* DIRECTIONS
Give the records back in full, exactly as they read.

[start]

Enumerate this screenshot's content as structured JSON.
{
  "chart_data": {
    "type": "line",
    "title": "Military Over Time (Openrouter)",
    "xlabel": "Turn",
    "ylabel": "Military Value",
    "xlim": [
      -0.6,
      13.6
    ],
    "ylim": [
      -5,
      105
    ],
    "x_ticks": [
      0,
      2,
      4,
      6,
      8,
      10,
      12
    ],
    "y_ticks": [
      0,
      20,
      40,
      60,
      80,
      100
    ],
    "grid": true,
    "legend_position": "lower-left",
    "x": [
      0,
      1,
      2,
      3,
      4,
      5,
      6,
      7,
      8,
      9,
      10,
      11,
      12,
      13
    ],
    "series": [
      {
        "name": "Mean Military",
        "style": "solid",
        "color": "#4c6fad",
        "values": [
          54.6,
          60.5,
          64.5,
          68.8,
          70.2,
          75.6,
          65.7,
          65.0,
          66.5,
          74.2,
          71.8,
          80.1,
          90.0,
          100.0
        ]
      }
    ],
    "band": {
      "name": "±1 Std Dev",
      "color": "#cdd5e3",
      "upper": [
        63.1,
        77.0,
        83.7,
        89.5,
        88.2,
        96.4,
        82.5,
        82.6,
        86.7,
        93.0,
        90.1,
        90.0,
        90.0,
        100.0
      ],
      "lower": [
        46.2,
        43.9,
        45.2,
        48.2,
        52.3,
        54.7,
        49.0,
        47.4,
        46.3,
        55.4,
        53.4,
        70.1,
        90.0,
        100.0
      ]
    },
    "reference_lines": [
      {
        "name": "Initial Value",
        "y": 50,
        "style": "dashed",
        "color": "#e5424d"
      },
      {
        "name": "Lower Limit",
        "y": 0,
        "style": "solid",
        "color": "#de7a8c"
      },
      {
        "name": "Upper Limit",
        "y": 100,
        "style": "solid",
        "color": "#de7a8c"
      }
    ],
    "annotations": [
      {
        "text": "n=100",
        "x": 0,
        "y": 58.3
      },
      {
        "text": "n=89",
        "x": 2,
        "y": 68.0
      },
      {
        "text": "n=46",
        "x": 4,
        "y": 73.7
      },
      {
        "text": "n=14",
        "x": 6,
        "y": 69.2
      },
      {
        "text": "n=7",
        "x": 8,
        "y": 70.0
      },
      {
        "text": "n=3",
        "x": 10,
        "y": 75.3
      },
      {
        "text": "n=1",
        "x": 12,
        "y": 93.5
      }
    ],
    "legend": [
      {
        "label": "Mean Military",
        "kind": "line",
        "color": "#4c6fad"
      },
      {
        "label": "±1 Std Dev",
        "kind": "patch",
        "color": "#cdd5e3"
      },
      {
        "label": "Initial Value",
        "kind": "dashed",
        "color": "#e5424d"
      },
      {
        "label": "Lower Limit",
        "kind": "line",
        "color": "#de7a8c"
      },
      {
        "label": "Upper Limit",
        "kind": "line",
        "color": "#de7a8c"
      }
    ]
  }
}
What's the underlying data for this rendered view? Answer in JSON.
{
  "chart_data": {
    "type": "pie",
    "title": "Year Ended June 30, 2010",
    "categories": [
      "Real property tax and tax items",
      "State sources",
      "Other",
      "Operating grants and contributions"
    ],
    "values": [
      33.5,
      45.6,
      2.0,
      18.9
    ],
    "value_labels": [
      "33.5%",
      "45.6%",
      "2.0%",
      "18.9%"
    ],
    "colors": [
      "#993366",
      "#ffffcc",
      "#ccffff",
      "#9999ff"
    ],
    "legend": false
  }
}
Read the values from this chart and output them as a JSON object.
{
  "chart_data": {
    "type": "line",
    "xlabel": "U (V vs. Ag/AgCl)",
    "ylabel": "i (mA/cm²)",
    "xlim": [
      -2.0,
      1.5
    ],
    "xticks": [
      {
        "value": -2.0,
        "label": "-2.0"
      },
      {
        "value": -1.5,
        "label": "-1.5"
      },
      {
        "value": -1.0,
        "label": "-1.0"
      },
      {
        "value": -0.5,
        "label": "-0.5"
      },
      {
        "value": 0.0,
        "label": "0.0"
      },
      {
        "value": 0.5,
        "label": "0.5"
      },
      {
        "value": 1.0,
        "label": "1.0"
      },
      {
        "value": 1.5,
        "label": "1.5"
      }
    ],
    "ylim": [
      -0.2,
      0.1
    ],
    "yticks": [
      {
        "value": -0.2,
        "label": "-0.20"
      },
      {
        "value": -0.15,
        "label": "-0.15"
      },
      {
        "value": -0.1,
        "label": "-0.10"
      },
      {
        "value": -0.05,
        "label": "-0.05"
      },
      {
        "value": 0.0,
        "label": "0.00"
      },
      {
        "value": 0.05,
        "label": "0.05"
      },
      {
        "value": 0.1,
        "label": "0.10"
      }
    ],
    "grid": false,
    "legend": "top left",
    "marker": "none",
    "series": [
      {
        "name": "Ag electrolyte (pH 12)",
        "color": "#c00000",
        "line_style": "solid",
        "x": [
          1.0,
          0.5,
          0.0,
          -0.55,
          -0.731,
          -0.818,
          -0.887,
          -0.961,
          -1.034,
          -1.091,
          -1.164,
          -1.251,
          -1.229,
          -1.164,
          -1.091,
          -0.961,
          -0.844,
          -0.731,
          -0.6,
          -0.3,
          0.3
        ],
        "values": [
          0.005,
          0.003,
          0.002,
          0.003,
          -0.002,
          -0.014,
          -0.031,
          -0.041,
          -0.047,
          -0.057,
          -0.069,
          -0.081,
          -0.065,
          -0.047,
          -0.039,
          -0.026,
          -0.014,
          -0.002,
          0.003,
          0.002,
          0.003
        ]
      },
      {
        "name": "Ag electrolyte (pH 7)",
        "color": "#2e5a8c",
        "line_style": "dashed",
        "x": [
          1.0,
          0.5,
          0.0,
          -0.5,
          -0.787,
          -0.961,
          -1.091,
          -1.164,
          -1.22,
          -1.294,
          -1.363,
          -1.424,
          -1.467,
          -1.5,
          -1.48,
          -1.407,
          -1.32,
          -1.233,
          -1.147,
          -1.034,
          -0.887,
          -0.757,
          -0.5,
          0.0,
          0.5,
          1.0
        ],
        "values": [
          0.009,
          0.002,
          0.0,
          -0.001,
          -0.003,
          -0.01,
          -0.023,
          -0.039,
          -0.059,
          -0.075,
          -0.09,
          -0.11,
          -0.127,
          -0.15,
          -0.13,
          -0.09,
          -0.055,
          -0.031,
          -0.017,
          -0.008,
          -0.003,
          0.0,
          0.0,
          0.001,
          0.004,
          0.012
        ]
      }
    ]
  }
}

[end]

* FINAL ANSWER
Enumerate this screenshot's content as structured JSON.
{
  "chart_data": {
    "type": "line",
    "title": "Military Over Time (Openrouter)",
    "xlabel": "Turn",
    "ylabel": "Military Value",
    "xlim": [
      -0.6,
      13.6
    ],
    "ylim": [
      -5,
      105
    ],
    "x_ticks": [
      0,
      2,
      4,
      6,
      8,
      10,
      12
    ],
    "y_ticks": [
      0,
      20,
      40,
      60,
      80,
      100
    ],
    "grid": true,
    "legend_position": "lower-left",
    "x": [
      0,
      1,
      2,
      3,
      4,
      5,
      6,
      7,
      8,
      9,
      10,
      11,
      12,
      13
    ],
    "series": [
      {
        "name": "Mean Military",
        "style": "solid",
        "color": "#4c6fad",
        "values": [
          54.6,
          60.5,
          64.5,
          68.8,
          70.2,
          75.6,
          65.7,
          65.0,
          66.5,
          74.2,
          71.8,
          80.1,
          90.0,
          100.0
        ]
      }
    ],
    "band": {
      "name": "±1 Std Dev",
      "color": "#cdd5e3",
      "upper": [
        63.1,
        77.0,
        83.7,
        89.5,
        88.2,
        96.4,
        82.5,
        82.6,
        86.7,
        93.0,
        90.1,
        90.0,
        90.0,
        100.0
      ],
      "lower": [
        46.2,
        43.9,
        45.2,
        48.2,
        52.3,
        54.7,
        49.0,
        47.4,
        46.3,
        55.4,
        53.4,
        70.1,
        90.0,
        100.0
      ]
    },
    "reference_lines": [
      {
        "name": "Initial Value",
        "y": 50,
        "style": "dashed",
        "color": "#e5424d"
      },
      {
        "name": "Lower Limit",
        "y": 0,
        "style": "solid",
        "color": "#de7a8c"
      },
      {
        "name": "Upper Limit",
        "y": 100,
        "style": "solid",
        "color": "#de7a8c"
      }
    ],
    "annotations": [
      {
        "text": "n=100",
        "x": 0,
        "y": 58.3
      },
      {
        "text": "n=89",
        "x": 2,
        "y": 68.0
      },
      {
        "text": "n=46",
        "x": 4,
        "y": 73.7
      },
      {
        "text": "n=14",
        "x": 6,
        "y": 69.2
      },
      {
        "text": "n=7",
        "x": 8,
        "y": 70.0
      },
      {
        "text": "n=3",
        "x": 10,
        "y": 75.3
      },
      {
        "text": "n=1",
        "x": 12,
        "y": 93.5
      }
    ],
    "legend": [
      {
        "label": "Mean Military",
        "kind": "line",
        "color": "#4c6fad"
      },
      {
        "label": "±1 Std Dev",
        "kind": "patch",
        "color": "#cdd5e3"
      },
      {
        "label": "Initial Value",
        "kind": "dashed",
        "color": "#e5424d"
      },
      {
        "label": "Lower Limit",
        "kind": "line",
        "color": "#de7a8c"
      },
      {
        "label": "Upper Limit",
        "kind": "line",
        "color": "#de7a8c"
      }
    ]
  }
}
What's the underlying data for this rendered view? Answer in JSON.
{
  "chart_data": {
    "type": "pie",
    "title": "Year Ended June 30, 2010",
    "categories": [
      "Real property tax and tax items",
      "State sources",
      "Other",
      "Operating grants and contributions"
    ],
    "values": [
      33.5,
      45.6,
      2.0,
      18.9
    ],
    "value_labels": [
      "33.5%",
      "45.6%",
      "2.0%",
      "18.9%"
    ],
    "colors": [
      "#993366",
      "#ffffcc",
      "#ccffff",
      "#9999ff"
    ],
    "legend": false
  }
}
Read the values from this chart and output them as a JSON object.
{
  "chart_data": {
    "type": "line",
    "xlabel": "U (V vs. Ag/AgCl)",
    "ylabel": "i (mA/cm²)",
    "xlim": [
      -2.0,
      1.5
    ],
    "xticks": [
      {
        "value": -2.0,
        "label": "-2.0"
      },
      {
        "value": -1.5,
        "label": "-1.5"
      },
      {
        "value": -1.0,
        "label": "-1.0"
      },
      {
        "value": -0.5,
        "label": "-0.5"
      },
      {
        "value": 0.0,
        "label": "0.0"
      },
      {
        "value": 0.5,
        "label": "0.5"
      },
      {
        "value": 1.0,
        "label": "1.0"
      },
      {
        "value": 1.5,
        "label": "1.5"
      }
    ],
    "ylim": [
      -0.2,
      0.1
    ],
    "yticks": [
      {
        "value": -0.2,
        "label": "-0.20"
      },
      {
        "value": -0.15,
        "label": "-0.15"
      },
      {
        "value": -0.1,
        "label": "-0.10"
      },
      {
        "value": -0.05,
        "label": "-0.05"
      },
      {
        "value": 0.0,
        "label": "0.00"
      },
      {
        "value": 0.05,
        "label": "0.05"
      },
      {
        "value": 0.1,
        "label": "0.10"
      }
    ],
    "grid": false,
    "legend": "top left",
    "marker": "none",
    "series": [
      {
        "name": "Ag electrolyte (pH 12)",
        "color": "#c00000",
        "line_style": "solid",
        "x": [
          1.0,
          0.5,
          0.0,
          -0.55,
          -0.731,
          -0.818,
          -0.887,
          -0.961,
          -1.034,
          -1.091,
          -1.164,
          -1.251,
          -1.229,
          -1.164,
          -1.091,
          -0.961,
          -0.844,
          -0.731,
          -0.6,
          -0.3,
          0.3
        ],
        "values": [
          0.005,
          0.003,
          0.002,
          0.003,
          -0.002,
          -0.014,
          -0.031,
          -0.041,
          -0.047,
          -0.057,
          -0.069,
          -0.081,
          -0.065,
          -0.047,
          -0.039,
          -0.026,
          -0.014,
          -0.002,
          0.003,
          0.002,
          0.003
        ]
      },
      {
        "name": "Ag electrolyte (pH 7)",
        "color": "#2e5a8c",
        "line_style": "dashed",
        "x": [
          1.0,
          0.5,
          0.0,
          -0.5,
          -0.787,
          -0.961,
          -1.091,
          -1.164,
          -1.22,
          -1.294,
          -1.363,
          -1.424,
          -1.467,
          -1.5,
          -1.48,
          -1.407,
          -1.32,
          -1.233,
          -1.147,
          -1.034,
          -0.887,
          -0.757,
          -0.5,
          0.0,
          0.5,
          1.0
        ],
        "values": [
          0.009,
          0.002,
          0.0,
          -0.001,
          -0.003,
          -0.01,
          -0.023,
          -0.039,
          -0.059,
          -0.075,
          -0.09,
          -0.11,
          -0.127,
          -0.15,
          -0.13,
          -0.09,
          -0.055,
          -0.031,
          -0.017,
          -0.008,
          -0.003,
          0.0,
          0.0,
          0.001,
          0.004,
          0.012
        ]
      }
    ]
  }
}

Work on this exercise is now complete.